== WHAT THE EXERCISE ASKS ==
Each line of the material below should be reproduced exactly.

(Stored data)
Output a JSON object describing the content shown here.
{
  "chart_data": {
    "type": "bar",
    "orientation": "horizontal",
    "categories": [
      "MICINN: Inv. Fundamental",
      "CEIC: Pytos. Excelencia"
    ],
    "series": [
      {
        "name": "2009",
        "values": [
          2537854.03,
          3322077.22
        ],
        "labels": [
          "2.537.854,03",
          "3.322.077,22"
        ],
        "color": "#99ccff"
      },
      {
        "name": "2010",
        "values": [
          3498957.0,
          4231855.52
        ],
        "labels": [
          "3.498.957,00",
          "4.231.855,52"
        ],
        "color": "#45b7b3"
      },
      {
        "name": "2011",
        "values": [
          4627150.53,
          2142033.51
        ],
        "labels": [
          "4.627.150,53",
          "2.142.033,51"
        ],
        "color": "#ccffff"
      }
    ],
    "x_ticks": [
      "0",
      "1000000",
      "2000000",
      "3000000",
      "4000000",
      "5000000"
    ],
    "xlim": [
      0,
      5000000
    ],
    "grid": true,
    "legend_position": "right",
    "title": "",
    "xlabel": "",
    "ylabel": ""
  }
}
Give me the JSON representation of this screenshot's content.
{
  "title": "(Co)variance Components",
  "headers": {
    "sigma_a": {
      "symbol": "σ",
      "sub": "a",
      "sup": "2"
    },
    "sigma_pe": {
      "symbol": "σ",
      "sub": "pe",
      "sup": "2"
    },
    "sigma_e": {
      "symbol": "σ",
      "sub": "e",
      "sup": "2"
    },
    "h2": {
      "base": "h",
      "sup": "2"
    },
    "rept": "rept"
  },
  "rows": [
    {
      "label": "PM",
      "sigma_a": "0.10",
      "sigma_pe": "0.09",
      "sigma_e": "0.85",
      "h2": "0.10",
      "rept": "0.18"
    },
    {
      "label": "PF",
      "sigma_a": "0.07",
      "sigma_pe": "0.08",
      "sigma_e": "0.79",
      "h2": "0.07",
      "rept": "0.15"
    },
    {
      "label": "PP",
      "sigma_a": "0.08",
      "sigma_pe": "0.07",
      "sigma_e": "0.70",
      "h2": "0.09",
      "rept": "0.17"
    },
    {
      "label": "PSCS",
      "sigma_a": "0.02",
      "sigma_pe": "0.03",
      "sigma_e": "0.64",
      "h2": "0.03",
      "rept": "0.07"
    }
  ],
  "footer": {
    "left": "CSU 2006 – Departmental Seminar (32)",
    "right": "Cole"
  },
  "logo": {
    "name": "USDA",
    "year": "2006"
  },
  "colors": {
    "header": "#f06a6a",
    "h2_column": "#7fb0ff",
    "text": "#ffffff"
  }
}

== COMPLETED EXERCISE ==
Output a JSON object describing the content shown here.
{
  "chart_data": {
    "type": "bar",
    "orientation": "horizontal",
    "categories": [
      "MICINN: Inv. Fundamental",
      "CEIC: Pytos. Excelencia"
    ],
    "series": [
      {
        "name": "2009",
        "values": [
          2537854.03,
          3322077.22
        ],
        "labels": [
          "2.537.854,03",
          "3.322.077,22"
        ],
        "color": "#99ccff"
      },
      {
        "name": "2010",
        "values": [
          3498957.0,
          4231855.52
        ],
        "labels": [
          "3.498.957,00",
          "4.231.855,52"
        ],
        "color": "#45b7b3"
      },
      {
        "name": "2011",
        "values": [
          4627150.53,
          2142033.51
        ],
        "labels": [
          "4.627.150,53",
          "2.142.033,51"
        ],
        "color": "#ccffff"
      }
    ],
    "x_ticks": [
      "0",
      "1000000",
      "2000000",
      "3000000",
      "4000000",
      "5000000"
    ],
    "xlim": [
      0,
      5000000
    ],
    "grid": true,
    "legend_position": "right",
    "title": "",
    "xlabel": "",
    "ylabel": ""
  }
}
Give me the JSON representation of this screenshot's content.
{
  "title": "(Co)variance Components",
  "headers": {
    "sigma_a": {
      "symbol": "σ",
      "sub": "a",
      "sup": "2"
    },
    "sigma_pe": {
      "symbol": "σ",
      "sub": "pe",
      "sup": "2"
    },
    "sigma_e": {
      "symbol": "σ",
      "sub": "e",
      "sup": "2"
    },
    "h2": {
      "base": "h",
      "sup": "2"
    },
    "rept": "rept"
  },
  "rows": [
    {
      "label": "PM",
      "sigma_a": "0.10",
      "sigma_pe": "0.09",
      "sigma_e": "0.85",
      "h2": "0.10",
      "rept": "0.18"
    },
    {
      "label": "PF",
      "sigma_a": "0.07",
      "sigma_pe": "0.08",
      "sigma_e": "0.79",
      "h2": "0.07",
      "rept": "0.15"
    },
    {
      "label": "PP",
      "sigma_a": "0.08",
      "sigma_pe": "0.07",
      "sigma_e": "0.70",
      "h2": "0.09",
      "rept": "0.17"
    },
    {
      "label": "PSCS",
      "sigma_a": "0.02",
      "sigma_pe": "0.03",
      "sigma_e": "0.64",
      "h2": "0.03",
      "rept": "0.07"
    }
  ],
  "footer": {
    "left": "CSU 2006 – Departmental Seminar (32)",
    "right": "Cole"
  },
  "logo": {
    "name": "USDA",
    "year": "2006"
  },
  "colors": {
    "header": "#f06a6a",
    "h2_column": "#7fb0ff",
    "text": "#ffffff"
  }
}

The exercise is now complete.